- [To be done]
Every line in the listing is to be echoed verbatim.

(Excerpt from a dataset)
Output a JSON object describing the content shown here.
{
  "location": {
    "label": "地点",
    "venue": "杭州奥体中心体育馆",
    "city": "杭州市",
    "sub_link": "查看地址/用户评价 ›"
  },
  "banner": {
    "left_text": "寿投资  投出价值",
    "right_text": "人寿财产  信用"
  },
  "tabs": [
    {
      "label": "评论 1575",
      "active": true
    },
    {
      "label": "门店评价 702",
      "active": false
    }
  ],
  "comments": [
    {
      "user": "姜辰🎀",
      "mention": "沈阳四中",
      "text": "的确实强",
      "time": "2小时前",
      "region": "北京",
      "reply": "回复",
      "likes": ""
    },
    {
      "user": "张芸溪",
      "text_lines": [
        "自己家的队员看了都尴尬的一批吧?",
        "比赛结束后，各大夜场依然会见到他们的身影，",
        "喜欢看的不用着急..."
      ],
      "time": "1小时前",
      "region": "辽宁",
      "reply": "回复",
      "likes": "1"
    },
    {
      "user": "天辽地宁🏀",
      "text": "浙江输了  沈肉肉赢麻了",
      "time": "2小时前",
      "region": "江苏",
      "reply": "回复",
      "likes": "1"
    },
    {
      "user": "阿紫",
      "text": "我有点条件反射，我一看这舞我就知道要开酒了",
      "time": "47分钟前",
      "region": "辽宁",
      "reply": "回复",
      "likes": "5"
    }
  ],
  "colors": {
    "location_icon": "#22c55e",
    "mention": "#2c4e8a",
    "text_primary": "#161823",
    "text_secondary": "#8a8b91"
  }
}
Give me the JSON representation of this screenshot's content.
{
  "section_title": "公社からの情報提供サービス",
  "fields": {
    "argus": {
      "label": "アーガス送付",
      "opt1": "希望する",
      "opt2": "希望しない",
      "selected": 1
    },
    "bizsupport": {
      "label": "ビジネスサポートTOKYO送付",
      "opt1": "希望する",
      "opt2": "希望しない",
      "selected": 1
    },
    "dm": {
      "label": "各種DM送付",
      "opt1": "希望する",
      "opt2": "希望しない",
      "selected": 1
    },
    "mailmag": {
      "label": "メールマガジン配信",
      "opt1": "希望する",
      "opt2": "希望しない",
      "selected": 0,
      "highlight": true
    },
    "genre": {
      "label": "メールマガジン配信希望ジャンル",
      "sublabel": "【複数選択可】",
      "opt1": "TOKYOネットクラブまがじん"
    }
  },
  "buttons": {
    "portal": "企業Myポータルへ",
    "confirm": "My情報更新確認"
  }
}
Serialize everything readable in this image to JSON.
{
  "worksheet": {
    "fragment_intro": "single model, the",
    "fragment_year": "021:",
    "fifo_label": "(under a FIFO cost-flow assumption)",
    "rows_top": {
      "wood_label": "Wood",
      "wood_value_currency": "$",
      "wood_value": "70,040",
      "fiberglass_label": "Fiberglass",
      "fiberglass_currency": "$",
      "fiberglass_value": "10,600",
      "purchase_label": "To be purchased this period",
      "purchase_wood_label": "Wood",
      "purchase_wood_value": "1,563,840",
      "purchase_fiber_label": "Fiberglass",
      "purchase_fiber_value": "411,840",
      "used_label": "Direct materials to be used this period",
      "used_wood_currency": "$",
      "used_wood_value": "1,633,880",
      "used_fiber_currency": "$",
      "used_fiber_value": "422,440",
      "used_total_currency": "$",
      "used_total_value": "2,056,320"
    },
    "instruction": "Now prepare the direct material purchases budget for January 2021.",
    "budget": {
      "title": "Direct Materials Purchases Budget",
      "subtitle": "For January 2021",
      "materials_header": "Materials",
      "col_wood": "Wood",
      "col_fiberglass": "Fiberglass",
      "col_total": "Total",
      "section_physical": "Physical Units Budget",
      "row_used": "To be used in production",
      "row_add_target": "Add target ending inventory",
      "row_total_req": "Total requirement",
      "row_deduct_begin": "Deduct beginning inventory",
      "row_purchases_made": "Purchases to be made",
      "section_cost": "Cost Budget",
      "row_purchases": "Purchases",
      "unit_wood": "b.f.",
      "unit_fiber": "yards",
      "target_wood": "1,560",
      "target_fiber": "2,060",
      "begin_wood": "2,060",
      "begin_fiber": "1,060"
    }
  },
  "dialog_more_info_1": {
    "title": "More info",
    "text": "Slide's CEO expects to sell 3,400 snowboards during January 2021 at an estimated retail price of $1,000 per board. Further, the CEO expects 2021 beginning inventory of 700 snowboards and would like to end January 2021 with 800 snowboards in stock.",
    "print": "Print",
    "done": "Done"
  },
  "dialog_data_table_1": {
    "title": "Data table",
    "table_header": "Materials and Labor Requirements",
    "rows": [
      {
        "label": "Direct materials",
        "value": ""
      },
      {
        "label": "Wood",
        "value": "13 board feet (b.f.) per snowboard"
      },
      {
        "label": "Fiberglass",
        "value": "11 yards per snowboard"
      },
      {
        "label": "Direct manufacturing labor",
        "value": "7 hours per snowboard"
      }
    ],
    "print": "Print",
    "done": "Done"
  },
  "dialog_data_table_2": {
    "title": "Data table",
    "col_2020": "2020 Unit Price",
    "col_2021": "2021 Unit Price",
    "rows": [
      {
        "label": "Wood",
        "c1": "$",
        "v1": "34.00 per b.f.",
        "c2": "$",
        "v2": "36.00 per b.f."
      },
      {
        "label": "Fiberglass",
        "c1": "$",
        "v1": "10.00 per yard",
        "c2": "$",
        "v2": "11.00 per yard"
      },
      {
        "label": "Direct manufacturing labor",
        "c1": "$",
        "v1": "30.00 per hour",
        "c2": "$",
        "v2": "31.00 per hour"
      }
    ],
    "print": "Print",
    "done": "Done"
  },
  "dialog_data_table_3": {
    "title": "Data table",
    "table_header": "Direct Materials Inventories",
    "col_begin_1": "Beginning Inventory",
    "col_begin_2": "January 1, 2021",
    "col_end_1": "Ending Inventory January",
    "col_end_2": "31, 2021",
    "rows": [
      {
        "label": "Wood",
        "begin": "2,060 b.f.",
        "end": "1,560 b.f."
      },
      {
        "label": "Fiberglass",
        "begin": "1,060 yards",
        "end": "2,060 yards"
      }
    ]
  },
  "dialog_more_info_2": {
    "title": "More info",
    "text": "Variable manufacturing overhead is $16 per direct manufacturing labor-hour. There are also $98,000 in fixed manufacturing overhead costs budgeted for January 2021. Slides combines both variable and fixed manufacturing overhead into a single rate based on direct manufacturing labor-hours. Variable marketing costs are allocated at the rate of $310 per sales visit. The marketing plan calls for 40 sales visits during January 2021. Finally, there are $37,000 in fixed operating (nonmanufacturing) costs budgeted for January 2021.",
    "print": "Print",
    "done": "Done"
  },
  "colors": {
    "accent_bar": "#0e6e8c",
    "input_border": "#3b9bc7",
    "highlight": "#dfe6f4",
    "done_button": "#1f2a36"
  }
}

- [Result]
Output a JSON object describing the content shown here.
{
  "location": {
    "label": "地点",
    "venue": "杭州奥体中心体育馆",
    "city": "杭州市",
    "sub_link": "查看地址/用户评价 ›"
  },
  "banner": {
    "left_text": "寿投资  投出价值",
    "right_text": "人寿财产  信用"
  },
  "tabs": [
    {
      "label": "评论 1575",
      "active": true
    },
    {
      "label": "门店评价 702",
      "active": false
    }
  ],
  "comments": [
    {
      "user": "姜辰🎀",
      "mention": "沈阳四中",
      "text": "的确实强",
      "time": "2小时前",
      "region": "北京",
      "reply": "回复",
      "likes": ""
    },
    {
      "user": "张芸溪",
      "text_lines": [
        "自己家的队员看了都尴尬的一批吧?",
        "比赛结束后，各大夜场依然会见到他们的身影，",
        "喜欢看的不用着急..."
      ],
      "time": "1小时前",
      "region": "辽宁",
      "reply": "回复",
      "likes": "1"
    },
    {
      "user": "天辽地宁🏀",
      "text": "浙江输了  沈肉肉赢麻了",
      "time": "2小时前",
      "region": "江苏",
      "reply": "回复",
      "likes": "1"
    },
    {
      "user": "阿紫",
      "text": "我有点条件反射，我一看这舞我就知道要开酒了",
      "time": "47分钟前",
      "region": "辽宁",
      "reply": "回复",
      "likes": "5"
    }
  ],
  "colors": {
    "location_icon": "#22c55e",
    "mention": "#2c4e8a",
    "text_primary": "#161823",
    "text_secondary": "#8a8b91"
  }
}
Give me the JSON representation of this screenshot's content.
{
  "section_title": "公社からの情報提供サービス",
  "fields": {
    "argus": {
      "label": "アーガス送付",
      "opt1": "希望する",
      "opt2": "希望しない",
      "selected": 1
    },
    "bizsupport": {
      "label": "ビジネスサポートTOKYO送付",
      "opt1": "希望する",
      "opt2": "希望しない",
      "selected": 1
    },
    "dm": {
      "label": "各種DM送付",
      "opt1": "希望する",
      "opt2": "希望しない",
      "selected": 1
    },
    "mailmag": {
      "label": "メールマガジン配信",
      "opt1": "希望する",
      "opt2": "希望しない",
      "selected": 0,
      "highlight": true
    },
    "genre": {
      "label": "メールマガジン配信希望ジャンル",
      "sublabel": "【複数選択可】",
      "opt1": "TOKYOネットクラブまがじん"
    }
  },
  "buttons": {
    "portal": "企業Myポータルへ",
    "confirm": "My情報更新確認"
  }
}
Serialize everything readable in this image to JSON.
{
  "worksheet": {
    "fragment_intro": "single model, the",
    "fragment_year": "021:",
    "fifo_label": "(under a FIFO cost-flow assumption)",
    "rows_top": {
      "wood_label": "Wood",
      "wood_value_currency": "$",
      "wood_value": "70,040",
      "fiberglass_label": "Fiberglass",
      "fiberglass_currency": "$",
      "fiberglass_value": "10,600",
      "purchase_label": "To be purchased this period",
      "purchase_wood_label": "Wood",
      "purchase_wood_value": "1,563,840",
      "purchase_fiber_label": "Fiberglass",
      "purchase_fiber_value": "411,840",
      "used_label": "Direct materials to be used this period",
      "used_wood_currency": "$",
      "used_wood_value": "1,633,880",
      "used_fiber_currency": "$",
      "used_fiber_value": "422,440",
      "used_total_currency": "$",
      "used_total_value": "2,056,320"
    },
    "instruction": "Now prepare the direct material purchases budget for January 2021.",
    "budget": {
      "title": "Direct Materials Purchases Budget",
      "subtitle": "For January 2021",
      "materials_header": "Materials",
      "col_wood": "Wood",
      "col_fiberglass": "Fiberglass",
      "col_total": "Total",
      "section_physical": "Physical Units Budget",
      "row_used": "To be used in production",
      "row_add_target": "Add target ending inventory",
      "row_total_req": "Total requirement",
      "row_deduct_begin": "Deduct beginning inventory",
      "row_purchases_made": "Purchases to be made",
      "section_cost": "Cost Budget",
      "row_purchases": "Purchases",
      "unit_wood": "b.f.",
      "unit_fiber": "yards",
      "target_wood": "1,560",
      "target_fiber": "2,060",
      "begin_wood": "2,060",
      "begin_fiber": "1,060"
    }
  },
  "dialog_more_info_1": {
    "title": "More info",
    "text": "Slide's CEO expects to sell 3,400 snowboards during January 2021 at an estimated retail price of $1,000 per board. Further, the CEO expects 2021 beginning inventory of 700 snowboards and would like to end January 2021 with 800 snowboards in stock.",
    "print": "Print",
    "done": "Done"
  },
  "dialog_data_table_1": {
    "title": "Data table",
    "table_header": "Materials and Labor Requirements",
    "rows": [
      {
        "label": "Direct materials",
        "value": ""
      },
      {
        "label": "Wood",
        "value": "13 board feet (b.f.) per snowboard"
      },
      {
        "label": "Fiberglass",
        "value": "11 yards per snowboard"
      },
      {
        "label": "Direct manufacturing labor",
        "value": "7 hours per snowboard"
      }
    ],
    "print": "Print",
    "done": "Done"
  },
  "dialog_data_table_2": {
    "title": "Data table",
    "col_2020": "2020 Unit Price",
    "col_2021": "2021 Unit Price",
    "rows": [
      {
        "label": "Wood",
        "c1": "$",
        "v1": "34.00 per b.f.",
        "c2": "$",
        "v2": "36.00 per b.f."
      },
      {
        "label": "Fiberglass",
        "c1": "$",
        "v1": "10.00 per yard",
        "c2": "$",
        "v2": "11.00 per yard"
      },
      {
        "label": "Direct manufacturing labor",
        "c1": "$",
        "v1": "30.00 per hour",
        "c2": "$",
        "v2": "31.00 per hour"
      }
    ],
    "print": "Print",
    "done": "Done"
  },
  "dialog_data_table_3": {
    "title": "Data table",
    "table_header": "Direct Materials Inventories",
    "col_begin_1": "Beginning Inventory",
    "col_begin_2": "January 1, 2021",
    "col_end_1": "Ending Inventory January",
    "col_end_2": "31, 2021",
    "rows": [
      {
        "label": "Wood",
        "begin": "2,060 b.f.",
        "end": "1,560 b.f."
      },
      {
        "label": "Fiberglass",
        "begin": "1,060 yards",
        "end": "2,060 yards"
      }
    ]
  },
  "dialog_more_info_2": {
    "title": "More info",
    "text": "Variable manufacturing overhead is $16 per direct manufacturing labor-hour. There are also $98,000 in fixed manufacturing overhead costs budgeted for January 2021. Slides combines both variable and fixed manufacturing overhead into a single rate based on direct manufacturing labor-hours. Variable marketing costs are allocated at the rate of $310 per sales visit. The marketing plan calls for 40 sales visits during January 2021. Finally, there are $37,000 in fixed operating (nonmanufacturing) costs budgeted for January 2021.",
    "print": "Print",
    "done": "Done"
  },
  "colors": {
    "accent_bar": "#0e6e8c",
    "input_border": "#3b9bc7",
    "highlight": "#dfe6f4",
    "done_button": "#1f2a36"
  }
}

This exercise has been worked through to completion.